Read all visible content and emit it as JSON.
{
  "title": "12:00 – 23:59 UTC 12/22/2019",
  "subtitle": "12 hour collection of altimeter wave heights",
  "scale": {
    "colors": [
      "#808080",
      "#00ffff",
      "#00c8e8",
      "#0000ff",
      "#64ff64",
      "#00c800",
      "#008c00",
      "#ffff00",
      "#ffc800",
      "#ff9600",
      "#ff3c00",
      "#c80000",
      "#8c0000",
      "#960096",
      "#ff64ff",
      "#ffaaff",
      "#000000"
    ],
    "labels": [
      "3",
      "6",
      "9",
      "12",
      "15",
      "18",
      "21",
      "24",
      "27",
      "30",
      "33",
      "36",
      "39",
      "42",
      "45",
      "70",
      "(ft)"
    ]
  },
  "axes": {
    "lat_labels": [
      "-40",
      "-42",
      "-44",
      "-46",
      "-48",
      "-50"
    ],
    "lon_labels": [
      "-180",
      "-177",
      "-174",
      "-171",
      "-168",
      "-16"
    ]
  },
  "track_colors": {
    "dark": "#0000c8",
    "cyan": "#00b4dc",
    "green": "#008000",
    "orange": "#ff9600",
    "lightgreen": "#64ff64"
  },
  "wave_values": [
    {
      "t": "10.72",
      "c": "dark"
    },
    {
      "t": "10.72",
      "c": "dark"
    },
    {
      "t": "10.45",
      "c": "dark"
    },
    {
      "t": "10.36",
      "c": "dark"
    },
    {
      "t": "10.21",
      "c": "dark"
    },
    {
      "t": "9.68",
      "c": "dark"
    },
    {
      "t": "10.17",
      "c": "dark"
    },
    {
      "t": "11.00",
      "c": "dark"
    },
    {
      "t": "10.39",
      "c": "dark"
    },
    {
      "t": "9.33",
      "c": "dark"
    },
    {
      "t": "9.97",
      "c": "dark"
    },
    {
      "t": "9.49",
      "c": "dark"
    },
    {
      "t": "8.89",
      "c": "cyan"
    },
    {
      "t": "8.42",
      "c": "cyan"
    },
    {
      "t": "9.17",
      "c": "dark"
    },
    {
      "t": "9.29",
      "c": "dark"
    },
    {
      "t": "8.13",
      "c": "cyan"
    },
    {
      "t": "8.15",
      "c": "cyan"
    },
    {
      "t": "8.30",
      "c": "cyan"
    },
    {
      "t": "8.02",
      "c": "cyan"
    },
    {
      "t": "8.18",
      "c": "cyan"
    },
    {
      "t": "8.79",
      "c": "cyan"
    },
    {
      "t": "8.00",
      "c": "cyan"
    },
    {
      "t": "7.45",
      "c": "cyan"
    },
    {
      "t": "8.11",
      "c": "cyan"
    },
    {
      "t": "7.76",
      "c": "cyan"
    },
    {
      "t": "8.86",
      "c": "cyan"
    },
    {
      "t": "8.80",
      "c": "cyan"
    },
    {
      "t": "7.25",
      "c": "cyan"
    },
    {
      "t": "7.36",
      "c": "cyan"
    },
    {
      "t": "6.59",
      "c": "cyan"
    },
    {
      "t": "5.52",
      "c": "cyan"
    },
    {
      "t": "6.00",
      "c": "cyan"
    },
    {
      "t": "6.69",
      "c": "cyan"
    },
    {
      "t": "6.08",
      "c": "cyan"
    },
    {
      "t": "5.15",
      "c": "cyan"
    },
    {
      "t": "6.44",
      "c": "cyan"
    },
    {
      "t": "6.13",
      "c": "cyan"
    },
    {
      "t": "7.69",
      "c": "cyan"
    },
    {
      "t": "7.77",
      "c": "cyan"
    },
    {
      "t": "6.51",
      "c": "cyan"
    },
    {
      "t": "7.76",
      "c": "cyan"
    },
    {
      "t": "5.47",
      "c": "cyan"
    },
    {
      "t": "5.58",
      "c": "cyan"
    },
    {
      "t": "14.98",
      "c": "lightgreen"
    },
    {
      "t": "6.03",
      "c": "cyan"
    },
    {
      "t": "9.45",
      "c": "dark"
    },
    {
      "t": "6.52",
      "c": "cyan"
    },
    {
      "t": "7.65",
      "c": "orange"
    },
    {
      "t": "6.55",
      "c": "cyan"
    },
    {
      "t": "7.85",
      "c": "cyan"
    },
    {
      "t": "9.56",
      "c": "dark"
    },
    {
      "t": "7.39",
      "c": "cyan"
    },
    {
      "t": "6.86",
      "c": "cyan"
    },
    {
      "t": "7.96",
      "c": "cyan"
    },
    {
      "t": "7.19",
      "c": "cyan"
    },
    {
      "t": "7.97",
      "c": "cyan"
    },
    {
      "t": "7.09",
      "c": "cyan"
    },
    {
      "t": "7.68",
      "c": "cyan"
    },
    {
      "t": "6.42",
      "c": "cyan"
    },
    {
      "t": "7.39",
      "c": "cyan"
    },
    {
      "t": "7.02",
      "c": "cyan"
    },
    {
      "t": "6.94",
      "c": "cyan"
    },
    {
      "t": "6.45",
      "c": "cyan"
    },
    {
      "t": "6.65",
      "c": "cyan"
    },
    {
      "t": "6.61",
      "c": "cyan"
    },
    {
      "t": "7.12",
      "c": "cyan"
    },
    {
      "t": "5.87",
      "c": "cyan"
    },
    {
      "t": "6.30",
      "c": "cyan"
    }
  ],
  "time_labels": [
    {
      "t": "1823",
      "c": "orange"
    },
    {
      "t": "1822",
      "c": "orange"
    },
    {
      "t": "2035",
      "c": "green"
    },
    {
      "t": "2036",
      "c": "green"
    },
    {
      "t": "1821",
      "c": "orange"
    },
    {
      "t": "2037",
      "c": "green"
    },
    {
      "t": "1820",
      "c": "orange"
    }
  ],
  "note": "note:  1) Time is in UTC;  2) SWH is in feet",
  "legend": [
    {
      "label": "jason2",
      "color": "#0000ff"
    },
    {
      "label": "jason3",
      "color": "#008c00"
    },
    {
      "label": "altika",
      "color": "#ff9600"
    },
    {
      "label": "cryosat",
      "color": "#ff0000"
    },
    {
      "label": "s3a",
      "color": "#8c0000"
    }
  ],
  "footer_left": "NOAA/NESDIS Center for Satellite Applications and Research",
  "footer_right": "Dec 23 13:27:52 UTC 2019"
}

────

__WHAT IS BEING ASKED__:
Quote every entry exactly.

__SOLUTION__:
Read all visible content and emit it as JSON.
{
  "title": "12:00 – 23:59 UTC 12/22/2019",
  "subtitle": "12 hour collection of altimeter wave heights",
  "scale": {
    "colors": [
      "#808080",
      "#00ffff",
      "#00c8e8",
      "#0000ff",
      "#64ff64",
      "#00c800",
      "#008c00",
      "#ffff00",
      "#ffc800",
      "#ff9600",
      "#ff3c00",
      "#c80000",
      "#8c0000",
      "#960096",
      "#ff64ff",
      "#ffaaff",
      "#000000"
    ],
    "labels": [
      "3",
      "6",
      "9",
      "12",
      "15",
      "18",
      "21",
      "24",
      "27",
      "30",
      "33",
      "36",
      "39",
      "42",
      "45",
      "70",
      "(ft)"
    ]
  },
  "axes": {
    "lat_labels": [
      "-40",
      "-42",
      "-44",
      "-46",
      "-48",
      "-50"
    ],
    "lon_labels": [
      "-180",
      "-177",
      "-174",
      "-171",
      "-168",
      "-16"
    ]
  },
  "track_colors": {
    "dark": "#0000c8",
    "cyan": "#00b4dc",
    "green": "#008000",
    "orange": "#ff9600",
    "lightgreen": "#64ff64"
  },
  "wave_values": [
    {
      "t": "10.72",
      "c": "dark"
    },
    {
      "t": "10.72",
      "c": "dark"
    },
    {
      "t": "10.45",
      "c": "dark"
    },
    {
      "t": "10.36",
      "c": "dark"
    },
    {
      "t": "10.21",
      "c": "dark"
    },
    {
      "t": "9.68",
      "c": "dark"
    },
    {
      "t": "10.17",
      "c": "dark"
    },
    {
      "t": "11.00",
      "c": "dark"
    },
    {
      "t": "10.39",
      "c": "dark"
    },
    {
      "t": "9.33",
      "c": "dark"
    },
    {
      "t": "9.97",
      "c": "dark"
    },
    {
      "t": "9.49",
      "c": "dark"
    },
    {
      "t": "8.89",
      "c": "cyan"
    },
    {
      "t": "8.42",
      "c": "cyan"
    },
    {
      "t": "9.17",
      "c": "dark"
    },
    {
      "t": "9.29",
      "c": "dark"
    },
    {
      "t": "8.13",
      "c": "cyan"
    },
    {
      "t": "8.15",
      "c": "cyan"
    },
    {
      "t": "8.30",
      "c": "cyan"
    },
    {
      "t": "8.02",
      "c": "cyan"
    },
    {
      "t": "8.18",
      "c": "cyan"
    },
    {
      "t": "8.79",
      "c": "cyan"
    },
    {
      "t": "8.00",
      "c": "cyan"
    },
    {
      "t": "7.45",
      "c": "cyan"
    },
    {
      "t": "8.11",
      "c": "cyan"
    },
    {
      "t": "7.76",
      "c": "cyan"
    },
    {
      "t": "8.86",
      "c": "cyan"
    },
    {
      "t": "8.80",
      "c": "cyan"
    },
    {
      "t": "7.25",
      "c": "cyan"
    },
    {
      "t": "7.36",
      "c": "cyan"
    },
    {
      "t": "6.59",
      "c": "cyan"
    },
    {
      "t": "5.52",
      "c": "cyan"
    },
    {
      "t": "6.00",
      "c": "cyan"
    },
    {
      "t": "6.69",
      "c": "cyan"
    },
    {
      "t": "6.08",
      "c": "cyan"
    },
    {
      "t": "5.15",
      "c": "cyan"
    },
    {
      "t": "6.44",
      "c": "cyan"
    },
    {
      "t": "6.13",
      "c": "cyan"
    },
    {
      "t": "7.69",
      "c": "cyan"
    },
    {
      "t": "7.77",
      "c": "cyan"
    },
    {
      "t": "6.51",
      "c": "cyan"
    },
    {
      "t": "7.76",
      "c": "cyan"
    },
    {
      "t": "5.47",
      "c": "cyan"
    },
    {
      "t": "5.58",
      "c": "cyan"
    },
    {
      "t": "14.98",
      "c": "lightgreen"
    },
    {
      "t": "6.03",
      "c": "cyan"
    },
    {
      "t": "9.45",
      "c": "dark"
    },
    {
      "t": "6.52",
      "c": "cyan"
    },
    {
      "t": "7.65",
      "c": "orange"
    },
    {
      "t": "6.55",
      "c": "cyan"
    },
    {
      "t": "7.85",
      "c": "cyan"
    },
    {
      "t": "9.56",
      "c": "dark"
    },
    {
      "t": "7.39",
      "c": "cyan"
    },
    {
      "t": "6.86",
      "c": "cyan"
    },
    {
      "t": "7.96",
      "c": "cyan"
    },
    {
      "t": "7.19",
      "c": "cyan"
    },
    {
      "t": "7.97",
      "c": "cyan"
    },
    {
      "t": "7.09",
      "c": "cyan"
    },
    {
      "t": "7.68",
      "c": "cyan"
    },
    {
      "t": "6.42",
      "c": "cyan"
    },
    {
      "t": "7.39",
      "c": "cyan"
    },
    {
      "t": "7.02",
      "c": "cyan"
    },
    {
      "t": "6.94",
      "c": "cyan"
    },
    {
      "t": "6.45",
      "c": "cyan"
    },
    {
      "t": "6.65",
      "c": "cyan"
    },
    {
      "t": "6.61",
      "c": "cyan"
    },
    {
      "t": "7.12",
      "c": "cyan"
    },
    {
      "t": "5.87",
      "c": "cyan"
    },
    {
      "t": "6.30",
      "c": "cyan"
    }
  ],
  "time_labels": [
    {
      "t": "1823",
      "c": "orange"
    },
    {
      "t": "1822",
      "c": "orange"
    },
    {
      "t": "2035",
      "c": "green"
    },
    {
      "t": "2036",
      "c": "green"
    },
    {
      "t": "1821",
      "c": "orange"
    },
    {
      "t": "2037",
      "c": "green"
    },
    {
      "t": "1820",
      "c": "orange"
    }
  ],
  "note": "note:  1) Time is in UTC;  2) SWH is in feet",
  "legend": [
    {
      "label": "jason2",
      "color": "#0000ff"
    },
    {
      "label": "jason3",
      "color": "#008c00"
    },
    {
      "label": "altika",
      "color": "#ff9600"
    },
    {
      "label": "cryosat",
      "color": "#ff0000"
    },
    {
      "label": "s3a",
      "color": "#8c0000"
    }
  ],
  "footer_left": "NOAA/NESDIS Center for Satellite Applications and Research",
  "footer_right": "Dec 23 13:27:52 UTC 2019"
}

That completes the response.